:: AIM ::
Would you write out the listing verbatim and skip every picture in it?

:: DATA EXTRACT ::

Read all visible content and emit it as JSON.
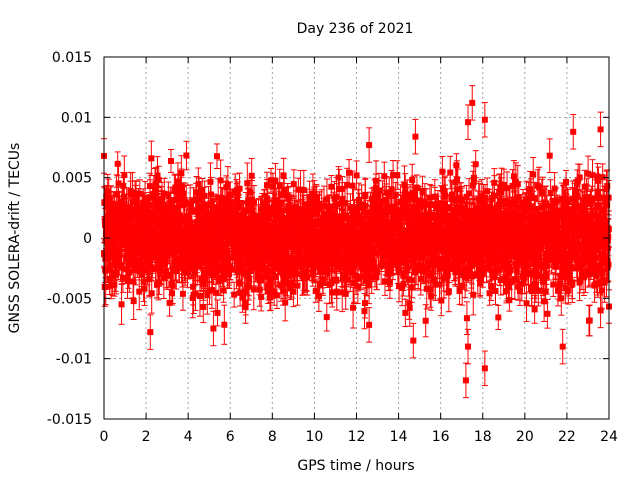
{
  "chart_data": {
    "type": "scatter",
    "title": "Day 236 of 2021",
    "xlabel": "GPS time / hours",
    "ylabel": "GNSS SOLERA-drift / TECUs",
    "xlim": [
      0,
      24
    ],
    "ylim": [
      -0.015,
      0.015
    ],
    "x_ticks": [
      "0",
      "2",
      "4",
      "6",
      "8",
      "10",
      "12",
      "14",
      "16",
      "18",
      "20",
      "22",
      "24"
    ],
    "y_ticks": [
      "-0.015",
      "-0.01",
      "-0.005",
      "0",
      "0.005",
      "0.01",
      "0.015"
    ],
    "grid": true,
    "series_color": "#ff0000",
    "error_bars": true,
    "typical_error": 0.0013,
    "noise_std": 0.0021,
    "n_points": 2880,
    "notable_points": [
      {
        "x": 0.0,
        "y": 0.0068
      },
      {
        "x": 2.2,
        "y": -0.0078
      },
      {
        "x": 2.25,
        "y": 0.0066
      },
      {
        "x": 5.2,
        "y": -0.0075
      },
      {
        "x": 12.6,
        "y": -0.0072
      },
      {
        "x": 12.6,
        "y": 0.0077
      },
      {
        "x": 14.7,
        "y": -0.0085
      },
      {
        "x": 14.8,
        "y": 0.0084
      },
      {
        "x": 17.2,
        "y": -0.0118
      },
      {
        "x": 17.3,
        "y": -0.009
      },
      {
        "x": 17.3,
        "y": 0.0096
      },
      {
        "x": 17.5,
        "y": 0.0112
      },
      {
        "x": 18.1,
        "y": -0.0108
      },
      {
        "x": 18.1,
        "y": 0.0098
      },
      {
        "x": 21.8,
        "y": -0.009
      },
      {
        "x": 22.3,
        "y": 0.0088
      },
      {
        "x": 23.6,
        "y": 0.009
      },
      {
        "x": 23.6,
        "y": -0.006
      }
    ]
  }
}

:: COMPLETED EXERCISE ::
Read all visible content and emit it as JSON.
{
  "chart_data": {
    "type": "scatter",
    "title": "Day 236 of 2021",
    "xlabel": "GPS time / hours",
    "ylabel": "GNSS SOLERA-drift / TECUs",
    "xlim": [
      0,
      24
    ],
    "ylim": [
      -0.015,
      0.015
    ],
    "x_ticks": [
      "0",
      "2",
      "4",
      "6",
      "8",
      "10",
      "12",
      "14",
      "16",
      "18",
      "20",
      "22",
      "24"
    ],
    "y_ticks": [
      "-0.015",
      "-0.01",
      "-0.005",
      "0",
      "0.005",
      "0.01",
      "0.015"
    ],
    "grid": true,
    "series_color": "#ff0000",
    "error_bars": true,
    "typical_error": 0.0013,
    "noise_std": 0.0021,
    "n_points": 2880,
    "notable_points": [
      {
        "x": 0.0,
        "y": 0.0068
      },
      {
        "x": 2.2,
        "y": -0.0078
      },
      {
        "x": 2.25,
        "y": 0.0066
      },
      {
        "x": 5.2,
        "y": -0.0075
      },
      {
        "x": 12.6,
        "y": -0.0072
      },
      {
        "x": 12.6,
        "y": 0.0077
      },
      {
        "x": 14.7,
        "y": -0.0085
      },
      {
        "x": 14.8,
        "y": 0.0084
      },
      {
        "x": 17.2,
        "y": -0.0118
      },
      {
        "x": 17.3,
        "y": -0.009
      },
      {
        "x": 17.3,
        "y": 0.0096
      },
      {
        "x": 17.5,
        "y": 0.0112
      },
      {
        "x": 18.1,
        "y": -0.0108
      },
      {
        "x": 18.1,
        "y": 0.0098
      },
      {
        "x": 21.8,
        "y": -0.009
      },
      {
        "x": 22.3,
        "y": 0.0088
      },
      {
        "x": 23.6,
        "y": 0.009
      },
      {
        "x": 23.6,
        "y": -0.006
      }
    ]
  }
}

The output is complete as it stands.